─── Data excerpts

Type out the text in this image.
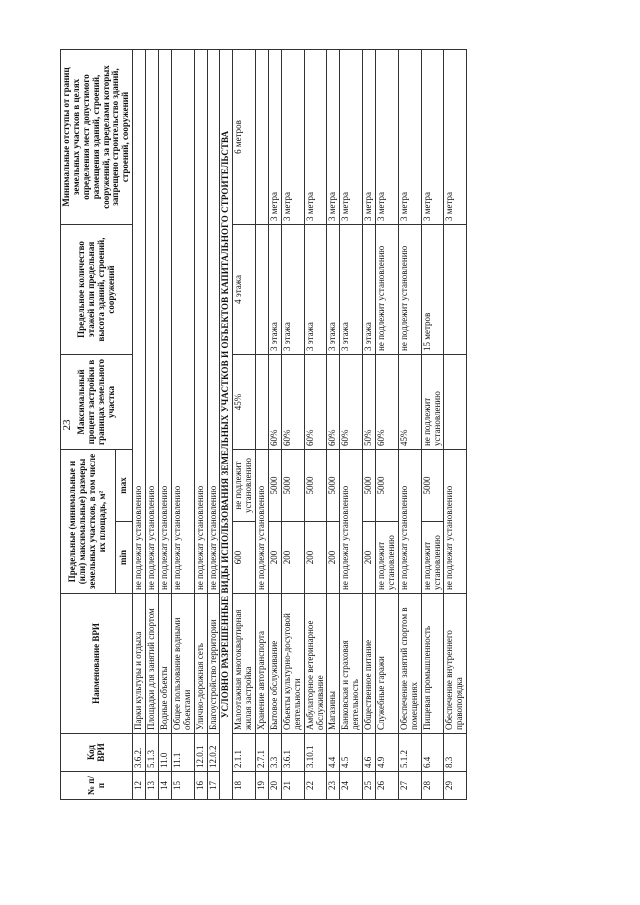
23
№ п/п	Код ВРИ	Наименование ВРИ	Предельные (минимальные и (или) максимальные) размеры земельных участков, в том числе их площадь, м²		Максимальный процент застройки в границах земельного участка	Предельное количество этажей или предельная высота зданий, строений, сооружений	Минимальные отступы от границ земельных участков в целях определения мест допустимого размещения зданий, строений, сооружений, за пределами которых запрещено строительство зданий, строений, сооружений
			min	max			
12	3.6.2.	Парки культуры и отдыха	не подлежат установлению				
13	5.1.3	Площадки для занятий спортом	не подлежат установлению				
14	11.0	Водные объекты	не подлежат установлению				
15	11.1	Общее пользование водными объектами	не подлежат установлению				
16	12.0.1	Улично-дорожная сеть	не подлежат установлению				
17	12.0.2	Благоустройство территории	не подлежат установлению				
УСЛОВНО РАЗРЕШЕННЫЕ ВИДЫ ИСПОЛЬЗОВАНИЯ ЗЕМЕЛЬНЫХ УЧАСТКОВ И ОБЪЕКТОВ КАПИТАЛЬНОГО СТРОИТЕЛЬСТВА							
18	2.1.1	Малоэтажная многоквартирная жилая застройка	600	не подлежит установлению	45%	4 этажа	6 метров
19	2.7.1	Хранение автотранспорта	не подлежат установлению				
20	3.3	Бытовое обслуживание	200	5000	60%	3 этажа	3 метра
21	3.6.1	Объекты культурно-досуговой деятельности	200	5000	60%	3 этажа	3 метра
22	3.10.1	Амбулаторное ветеринарное обслуживание	200	5000	60%	3 этажа	3 метра
23	4.4	Магазины	200	5000	60%	3 этажа	3 метра
24	4.5	Банковская и страховая деятельность	не подлежат установлению		60%	3 этажа	3 метра
25	4.6	Общественное питание	200	5000	50%	3 этажа	3 метра
26	4.9	Служебные гаражи	не подлежит установлению	5000	60%	не подлежит установлению	3 метра
27	5.1.2	Обеспечение занятий спортом в помещениях	не подлежат установлению		45%	не подлежит установлению	3 метра
28	6.4	Пищевая промышленность	не подлежит установлению	5000	не подлежит установлению	15 метров	3 метра
29	8.3	Обеспечение внутреннего правопорядка	не подлежат установлению				3 метра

──────

### Exercise:
Within the data above, count the lines that contain the string "спортом"; the reply is the number alone.

### Task result:
2